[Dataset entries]
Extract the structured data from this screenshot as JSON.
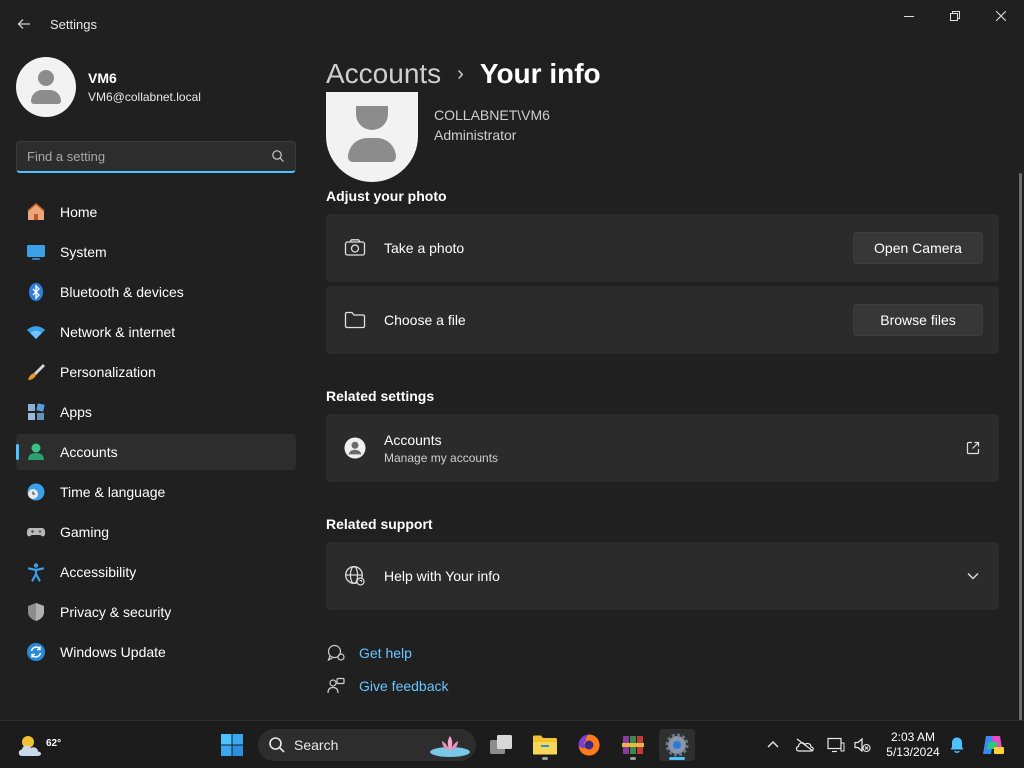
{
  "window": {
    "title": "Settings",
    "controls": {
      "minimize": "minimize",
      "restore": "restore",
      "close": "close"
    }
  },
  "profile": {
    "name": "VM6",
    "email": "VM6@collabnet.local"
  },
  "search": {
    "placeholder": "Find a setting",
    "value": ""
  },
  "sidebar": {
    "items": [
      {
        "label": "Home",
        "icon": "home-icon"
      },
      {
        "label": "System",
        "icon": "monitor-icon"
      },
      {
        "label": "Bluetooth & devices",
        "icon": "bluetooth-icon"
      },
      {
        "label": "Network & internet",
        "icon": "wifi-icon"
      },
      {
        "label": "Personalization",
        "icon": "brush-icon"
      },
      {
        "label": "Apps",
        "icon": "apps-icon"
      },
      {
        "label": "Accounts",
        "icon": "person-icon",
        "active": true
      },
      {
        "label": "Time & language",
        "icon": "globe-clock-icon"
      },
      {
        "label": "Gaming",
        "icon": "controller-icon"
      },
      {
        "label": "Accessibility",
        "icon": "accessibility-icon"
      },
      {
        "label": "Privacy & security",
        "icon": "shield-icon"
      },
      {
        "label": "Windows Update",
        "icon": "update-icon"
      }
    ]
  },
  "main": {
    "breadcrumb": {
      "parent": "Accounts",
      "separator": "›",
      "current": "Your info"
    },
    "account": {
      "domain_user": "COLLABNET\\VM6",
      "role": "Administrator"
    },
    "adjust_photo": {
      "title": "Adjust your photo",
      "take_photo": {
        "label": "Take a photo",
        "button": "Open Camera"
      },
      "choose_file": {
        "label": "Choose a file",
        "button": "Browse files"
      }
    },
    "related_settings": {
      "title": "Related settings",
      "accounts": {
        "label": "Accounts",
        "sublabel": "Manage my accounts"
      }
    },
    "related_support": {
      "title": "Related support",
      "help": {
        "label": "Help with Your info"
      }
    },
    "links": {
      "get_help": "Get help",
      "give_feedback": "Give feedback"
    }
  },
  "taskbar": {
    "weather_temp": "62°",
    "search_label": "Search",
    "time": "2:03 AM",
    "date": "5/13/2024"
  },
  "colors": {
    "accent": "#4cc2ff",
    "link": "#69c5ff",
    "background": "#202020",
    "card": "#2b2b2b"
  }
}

#### [EXERCISE REQUIREMENTS]
Pictures in the records above are left out; print everything else exactly as written.

#### [REPLY TO THE EXERCISE]
Extract the structured data from this screenshot as JSON.
{
  "window": {
    "title": "Settings",
    "controls": {
      "minimize": "minimize",
      "restore": "restore",
      "close": "close"
    }
  },
  "profile": {
    "name": "VM6",
    "email": "VM6@collabnet.local"
  },
  "search": {
    "placeholder": "Find a setting",
    "value": ""
  },
  "sidebar": {
    "items": [
      {
        "label": "Home",
        "icon": "home-icon"
      },
      {
        "label": "System",
        "icon": "monitor-icon"
      },
      {
        "label": "Bluetooth & devices",
        "icon": "bluetooth-icon"
      },
      {
        "label": "Network & internet",
        "icon": "wifi-icon"
      },
      {
        "label": "Personalization",
        "icon": "brush-icon"
      },
      {
        "label": "Apps",
        "icon": "apps-icon"
      },
      {
        "label": "Accounts",
        "icon": "person-icon",
        "active": true
      },
      {
        "label": "Time & language",
        "icon": "globe-clock-icon"
      },
      {
        "label": "Gaming",
        "icon": "controller-icon"
      },
      {
        "label": "Accessibility",
        "icon": "accessibility-icon"
      },
      {
        "label": "Privacy & security",
        "icon": "shield-icon"
      },
      {
        "label": "Windows Update",
        "icon": "update-icon"
      }
    ]
  },
  "main": {
    "breadcrumb": {
      "parent": "Accounts",
      "separator": "›",
      "current": "Your info"
    },
    "account": {
      "domain_user": "COLLABNET\\VM6",
      "role": "Administrator"
    },
    "adjust_photo": {
      "title": "Adjust your photo",
      "take_photo": {
        "label": "Take a photo",
        "button": "Open Camera"
      },
      "choose_file": {
        "label": "Choose a file",
        "button": "Browse files"
      }
    },
    "related_settings": {
      "title": "Related settings",
      "accounts": {
        "label": "Accounts",
        "sublabel": "Manage my accounts"
      }
    },
    "related_support": {
      "title": "Related support",
      "help": {
        "label": "Help with Your info"
      }
    },
    "links": {
      "get_help": "Get help",
      "give_feedback": "Give feedback"
    }
  },
  "taskbar": {
    "weather_temp": "62°",
    "search_label": "Search",
    "time": "2:03 AM",
    "date": "5/13/2024"
  },
  "colors": {
    "accent": "#4cc2ff",
    "link": "#69c5ff",
    "background": "#202020",
    "card": "#2b2b2b"
  }
}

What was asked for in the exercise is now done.